_Stated problem_
Note how many lines contain "value" and give that number, with nothing else.

_Source data_

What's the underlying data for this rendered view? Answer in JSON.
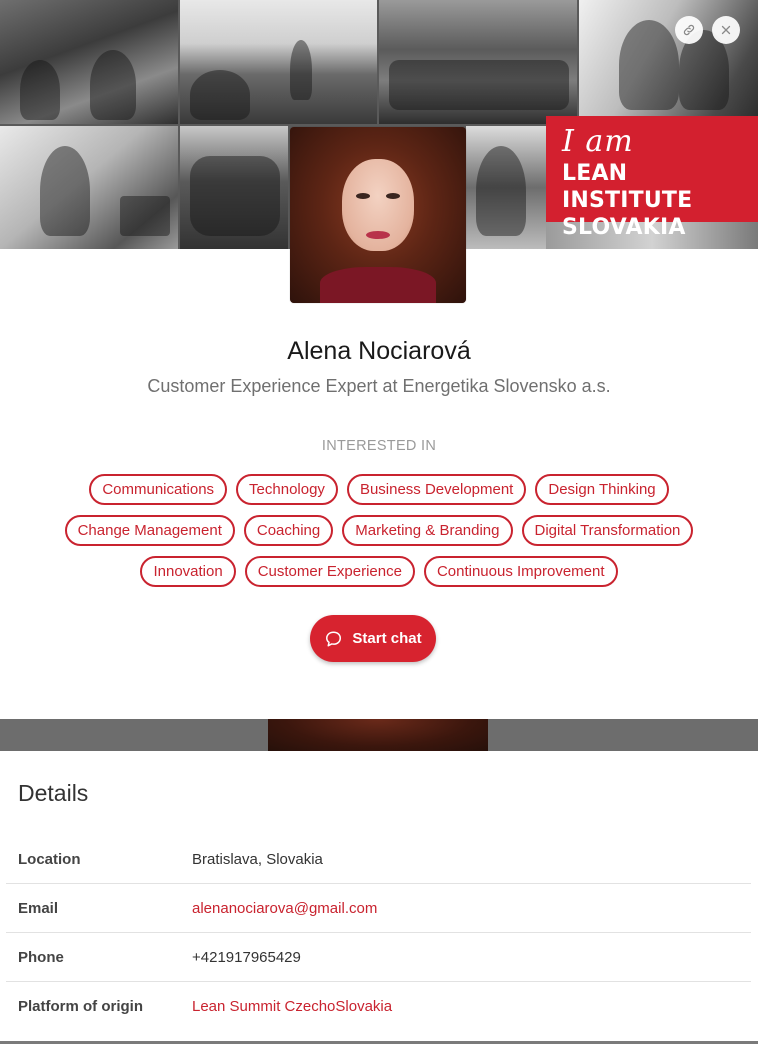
{
  "cover": {
    "brand_script": "I am",
    "brand_line1": "LEAN INSTITUTE",
    "brand_line2": "SLOVAKIA"
  },
  "profile": {
    "name": "Alena Nociarová",
    "headline": "Customer Experience Expert at Energetika Slovensko a.s.",
    "interested_label": "INTERESTED IN",
    "interests": [
      "Communications",
      "Technology",
      "Business Development",
      "Design Thinking",
      "Change Management",
      "Coaching",
      "Marketing & Branding",
      "Digital Transformation",
      "Innovation",
      "Customer Experience",
      "Continuous Improvement"
    ],
    "chat_label": "Start chat"
  },
  "details": {
    "title": "Details",
    "rows": [
      {
        "key": "Location",
        "value": "Bratislava, Slovakia"
      },
      {
        "key": "Email",
        "value": "alenanociarova@gmail.com"
      },
      {
        "key": "Phone",
        "value": "+421917965429"
      },
      {
        "key": "Platform of origin",
        "value": "Lean Summit CzechoSlovakia"
      }
    ]
  },
  "colors": {
    "accent": "#c9232f",
    "brand_red": "#d3202f"
  },
  "icons": {
    "copy_link": "link-icon",
    "close": "close-icon",
    "chat": "chat-bubble-icon"
  }
}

_Complete response_
4